Pero, más allá de la parafernalia visual, lo que importa es la música, y, en ese aspecto, a Kiss no hay con qué darle. Un hard rock hermético, cuadrado, que te deja moviendo la cabeza como los perritos que se ponen de adorno en el auto. El sonido era fuerte, nítido y atronador; como debe ser. El arranque con “Detroit Rock City” fue como viajar en el Titanic y partirse de frente contra el iceberg; nada de andar esquivándolo para luego chocar de costado. Pero -siempre hay un pero- no todo fue perfecto: desde el principio se notó que la voz de Stanley no andaba en su mejor noche (tiene 63 años, ojo al gol); incluso, por momentos, pareció que algunas partes no las cantaba, o se alejaba sutilmente del micrófono -o le bajaban el audio desde la consola-. Algunas canciones estaban medio tono más abajo que en las versiones originales, evidentemente, para ayudarlo a llegar a las notas más altas -algo que también hace AC/DC, colega hardrockero, desde las últimas dos giras-. “No hablo en español muy bien, pero comprendo tus sentimientos, y mi corazón es suyo”, fueron las primeras palabras de Stanley en español.

Festejan sus cuatro décadas, por lo que la mayoría del material que sonó fue de su etapa más prolífica, la década del 70 y principios de los 80. A “Psycho Circus”, del álbum homónimo de 1998, la rodearon tres canciones de Creatures of the Night (1982): “Creatures of the Night”, “Love It Loud” -se nota que les gusta fuerte- y “War Machine”. Mientras Simmons cantaba esta última, sobre el lascivo y arrastrado riff, por las pantallas del escenario desfilaba un ejército con las caras pintadas, que representaba al Kiss Army, nombre por el que se conoce al club de fans oficial del grupo en Estados Unidos. Luego del último estribillo empezó a sonar una sirena estridente, el escenario se iluminó de rojo y Simmons (que tiene 65 años) agarró una antorcha y escupió fuego. El primer truco de la noche.

▸ ENTRADAS REGISTRADAS

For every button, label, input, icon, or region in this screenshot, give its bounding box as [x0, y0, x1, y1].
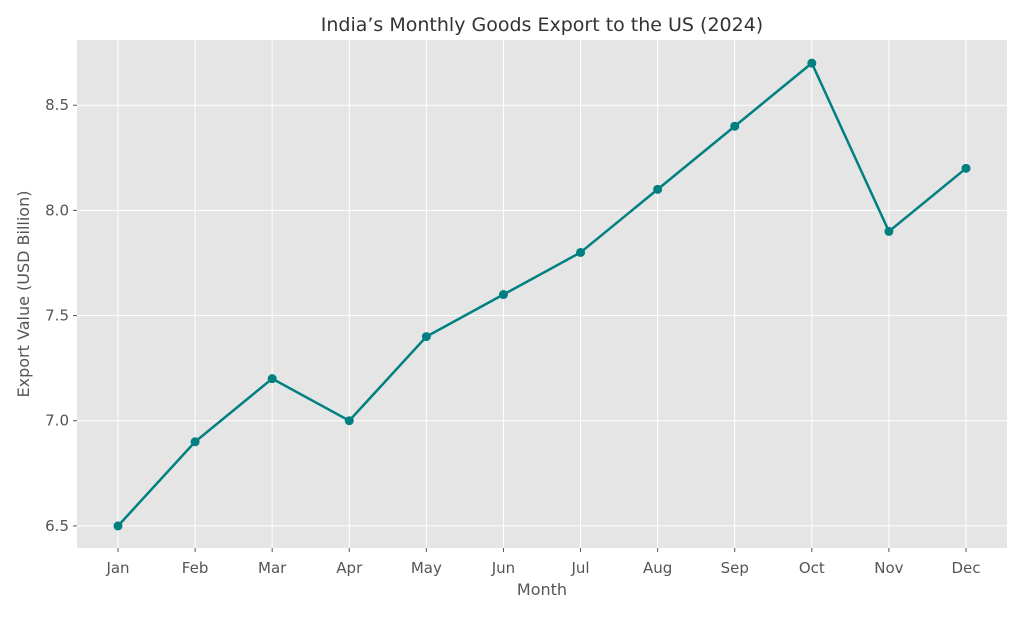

--

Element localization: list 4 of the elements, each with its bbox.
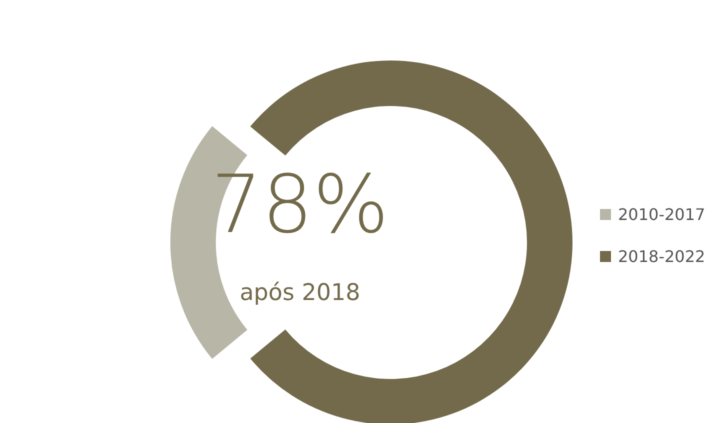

▸ EJERCICIOS
1. Copia otra vez la reseña del concierto de Kiss, todo lo que va desde "Festejan sus cuatro" hasta "de la noche.", y cambia "escenario" por "tablado".
2. Completa la reseña del concierto de Kiss con el tramo que seguiría a su última oración.

▸ RESPUESTAS A CONTINUACIÓN
1.
Festejan sus cuatro décadas, por lo que la mayoría del material que sonó fue de su etapa más prolífica, la década del 70 y principios de los 80. A “Psycho Circus”, del álbum homónimo de 1998, la rodearon tres canciones de Creatures of the Night (1982): “Creatures of the Night”, “Love It Loud” -se nota que les gusta fuerte- y “War Machine”. Mientras Simmons cantaba esta última, sobre el lascivo y arrastrado riff, por las pantallas del tablado desfilaba un ejército con las caras pintadas, que representaba al Kiss Army, nombre por el que se conoce al club de fans oficial del grupo en Estados Unidos. Luego del último estribillo empezó a sonar una sirena estridente, el tablado se iluminó de rojo y Simmons (que tiene 65 años) agarró una antorcha y escupió fuego. El primer truco de la noche.

2.
Luego de las setenteras “Do You Love Me” y “Deuce”, el público empezó a cantar eso de “olé, olé, olé, / cada día te quiero más. / Kiss es un sentimiento / no puedo parar”, etcétera. Stanley dijo -en inglés- que era un honor, pero que ellos vinieron para cantar para nosotros. Y así, arremetió con el riff de “Hell or Hallelujah”, la única que tocaron del último disco de estudio, el potente Monster (2012). En la mitad de la canción, el guitarrista líder, Tommy Thayer, se mandó un solo que seguramente les voló la peluca a varios de los que fueron disfrazados. Después, se mandaron una versión de “Calling Dr. Love” mucho más pesada que la original, para seguir con “Lick It Up”.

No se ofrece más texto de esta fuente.